Request :: Skip the pictures and repeat each line of the data exactly.

[Dataset entries]
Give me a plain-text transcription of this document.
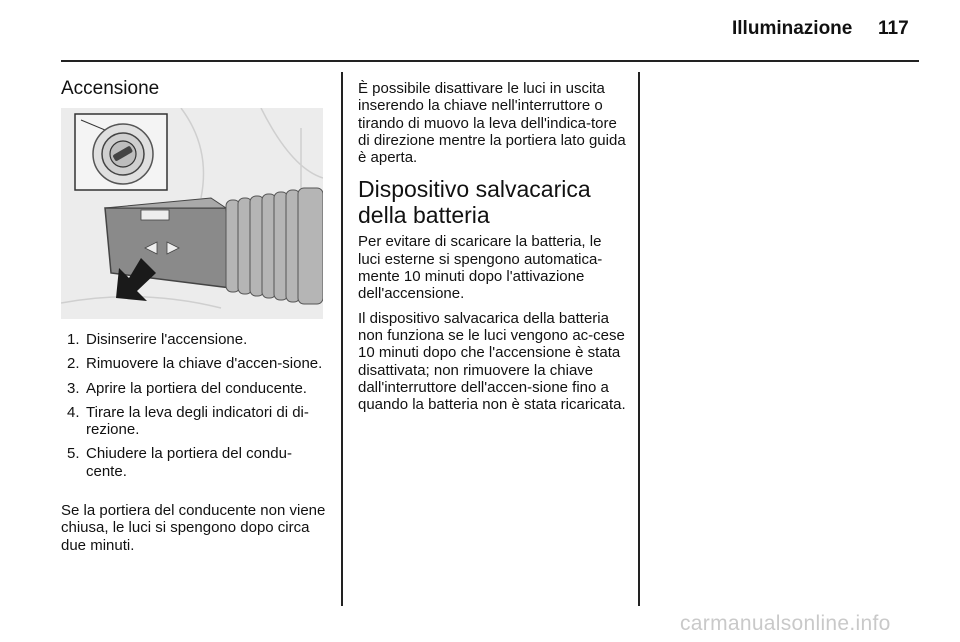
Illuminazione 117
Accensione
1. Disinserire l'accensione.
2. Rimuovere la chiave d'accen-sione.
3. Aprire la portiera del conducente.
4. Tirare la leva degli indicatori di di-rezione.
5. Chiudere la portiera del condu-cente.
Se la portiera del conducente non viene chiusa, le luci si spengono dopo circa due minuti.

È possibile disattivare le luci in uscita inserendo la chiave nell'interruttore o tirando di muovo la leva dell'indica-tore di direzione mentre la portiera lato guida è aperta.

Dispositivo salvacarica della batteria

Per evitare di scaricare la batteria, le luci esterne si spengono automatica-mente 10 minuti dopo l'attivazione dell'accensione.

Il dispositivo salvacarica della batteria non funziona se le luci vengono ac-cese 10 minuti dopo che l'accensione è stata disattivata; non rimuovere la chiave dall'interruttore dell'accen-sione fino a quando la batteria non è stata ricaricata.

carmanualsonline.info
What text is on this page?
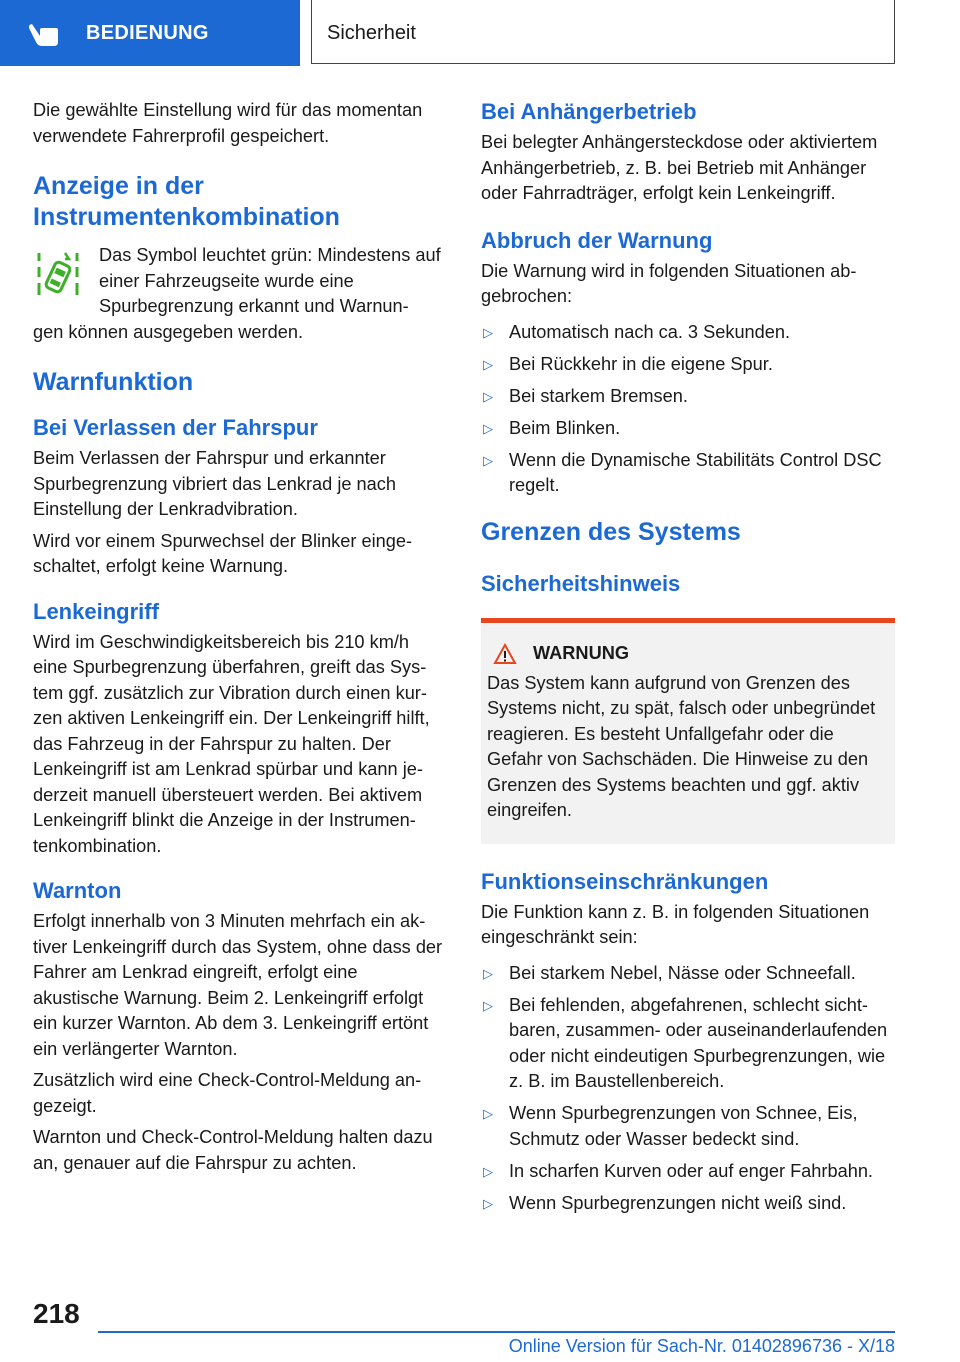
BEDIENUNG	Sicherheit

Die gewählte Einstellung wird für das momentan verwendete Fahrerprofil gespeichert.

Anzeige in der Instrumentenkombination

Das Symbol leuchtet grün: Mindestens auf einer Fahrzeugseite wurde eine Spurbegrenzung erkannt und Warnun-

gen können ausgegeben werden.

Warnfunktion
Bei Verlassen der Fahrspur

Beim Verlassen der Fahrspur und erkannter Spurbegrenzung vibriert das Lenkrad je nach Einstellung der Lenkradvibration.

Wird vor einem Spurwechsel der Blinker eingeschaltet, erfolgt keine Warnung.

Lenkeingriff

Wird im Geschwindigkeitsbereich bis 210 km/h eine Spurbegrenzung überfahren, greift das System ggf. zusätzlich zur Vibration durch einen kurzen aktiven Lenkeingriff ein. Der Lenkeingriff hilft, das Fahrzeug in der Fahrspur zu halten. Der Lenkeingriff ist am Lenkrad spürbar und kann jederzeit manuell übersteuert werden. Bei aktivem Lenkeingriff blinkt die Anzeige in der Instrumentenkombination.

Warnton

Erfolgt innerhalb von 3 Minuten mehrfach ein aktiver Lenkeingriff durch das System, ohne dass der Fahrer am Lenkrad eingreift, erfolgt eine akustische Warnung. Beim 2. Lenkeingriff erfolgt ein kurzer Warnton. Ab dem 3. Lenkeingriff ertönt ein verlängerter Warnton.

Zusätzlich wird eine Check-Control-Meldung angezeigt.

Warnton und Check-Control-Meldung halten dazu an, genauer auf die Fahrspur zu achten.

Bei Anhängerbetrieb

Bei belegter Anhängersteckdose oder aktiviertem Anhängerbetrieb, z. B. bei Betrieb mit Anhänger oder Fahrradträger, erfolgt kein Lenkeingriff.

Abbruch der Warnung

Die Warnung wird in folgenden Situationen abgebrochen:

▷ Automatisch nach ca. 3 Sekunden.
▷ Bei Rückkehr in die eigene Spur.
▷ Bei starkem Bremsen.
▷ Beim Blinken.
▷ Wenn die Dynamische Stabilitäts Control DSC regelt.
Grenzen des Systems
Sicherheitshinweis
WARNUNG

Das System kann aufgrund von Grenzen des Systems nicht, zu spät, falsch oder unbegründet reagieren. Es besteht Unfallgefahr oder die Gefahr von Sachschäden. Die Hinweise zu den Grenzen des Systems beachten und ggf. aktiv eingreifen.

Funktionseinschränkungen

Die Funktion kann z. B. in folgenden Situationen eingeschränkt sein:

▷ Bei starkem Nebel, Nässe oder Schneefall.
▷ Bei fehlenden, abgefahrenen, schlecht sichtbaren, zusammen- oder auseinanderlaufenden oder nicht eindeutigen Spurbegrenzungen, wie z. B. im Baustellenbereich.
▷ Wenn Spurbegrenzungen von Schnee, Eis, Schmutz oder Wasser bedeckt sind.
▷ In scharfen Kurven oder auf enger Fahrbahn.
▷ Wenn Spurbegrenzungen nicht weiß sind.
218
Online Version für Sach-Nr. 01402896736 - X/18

Task response ::
Give me a plain-text transcription of this document.
Illuminazione 117
Accensione
1. Disinserire l'accensione.
2. Rimuovere la chiave d'accen-sione.
3. Aprire la portiera del conducente.
4. Tirare la leva degli indicatori di di-rezione.
5. Chiudere la portiera del condu-cente.
Se la portiera del conducente non viene chiusa, le luci si spengono dopo circa due minuti.

È possibile disattivare le luci in uscita inserendo la chiave nell'interruttore o tirando di muovo la leva dell'indica-tore di direzione mentre la portiera lato guida è aperta.

Dispositivo salvacarica della batteria

Per evitare di scaricare la batteria, le luci esterne si spengono automatica-mente 10 minuti dopo l'attivazione dell'accensione.

Il dispositivo salvacarica della batteria non funziona se le luci vengono ac-cese 10 minuti dopo che l'accensione è stata disattivata; non rimuovere la chiave dall'interruttore dell'accen-sione fino a quando la batteria non è stata ricaricata.

carmanualsonline.info
What text is on this page?
BEDIENUNG	Sicherheit

Die gewählte Einstellung wird für das momentan verwendete Fahrerprofil gespeichert.

Anzeige in der Instrumentenkombination

Das Symbol leuchtet grün: Mindestens auf einer Fahrzeugseite wurde eine Spurbegrenzung erkannt und Warnun-

gen können ausgegeben werden.

Warnfunktion
Bei Verlassen der Fahrspur

Beim Verlassen der Fahrspur und erkannter Spurbegrenzung vibriert das Lenkrad je nach Einstellung der Lenkradvibration.

Wird vor einem Spurwechsel der Blinker eingeschaltet, erfolgt keine Warnung.

Lenkeingriff

Wird im Geschwindigkeitsbereich bis 210 km/h eine Spurbegrenzung überfahren, greift das System ggf. zusätzlich zur Vibration durch einen kurzen aktiven Lenkeingriff ein. Der Lenkeingriff hilft, das Fahrzeug in der Fahrspur zu halten. Der Lenkeingriff ist am Lenkrad spürbar und kann jederzeit manuell übersteuert werden. Bei aktivem Lenkeingriff blinkt die Anzeige in der Instrumentenkombination.

Warnton

Erfolgt innerhalb von 3 Minuten mehrfach ein aktiver Lenkeingriff durch das System, ohne dass der Fahrer am Lenkrad eingreift, erfolgt eine akustische Warnung. Beim 2. Lenkeingriff erfolgt ein kurzer Warnton. Ab dem 3. Lenkeingriff ertönt ein verlängerter Warnton.

Zusätzlich wird eine Check-Control-Meldung angezeigt.

Warnton und Check-Control-Meldung halten dazu an, genauer auf die Fahrspur zu achten.

Bei Anhängerbetrieb

Bei belegter Anhängersteckdose oder aktiviertem Anhängerbetrieb, z. B. bei Betrieb mit Anhänger oder Fahrradträger, erfolgt kein Lenkeingriff.

Abbruch der Warnung

Die Warnung wird in folgenden Situationen abgebrochen:

▷ Automatisch nach ca. 3 Sekunden.
▷ Bei Rückkehr in die eigene Spur.
▷ Bei starkem Bremsen.
▷ Beim Blinken.
▷ Wenn die Dynamische Stabilitäts Control DSC regelt.
Grenzen des Systems
Sicherheitshinweis
WARNUNG

Das System kann aufgrund von Grenzen des Systems nicht, zu spät, falsch oder unbegründet reagieren. Es besteht Unfallgefahr oder die Gefahr von Sachschäden. Die Hinweise zu den Grenzen des Systems beachten und ggf. aktiv eingreifen.

Funktionseinschränkungen

Die Funktion kann z. B. in folgenden Situationen eingeschränkt sein:

▷ Bei starkem Nebel, Nässe oder Schneefall.
▷ Bei fehlenden, abgefahrenen, schlecht sichtbaren, zusammen- oder auseinanderlaufenden oder nicht eindeutigen Spurbegrenzungen, wie z. B. im Baustellenbereich.
▷ Wenn Spurbegrenzungen von Schnee, Eis, Schmutz oder Wasser bedeckt sind.
▷ In scharfen Kurven oder auf enger Fahrbahn.
▷ Wenn Spurbegrenzungen nicht weiß sind.
218
Online Version für Sach-Nr. 01402896736 - X/18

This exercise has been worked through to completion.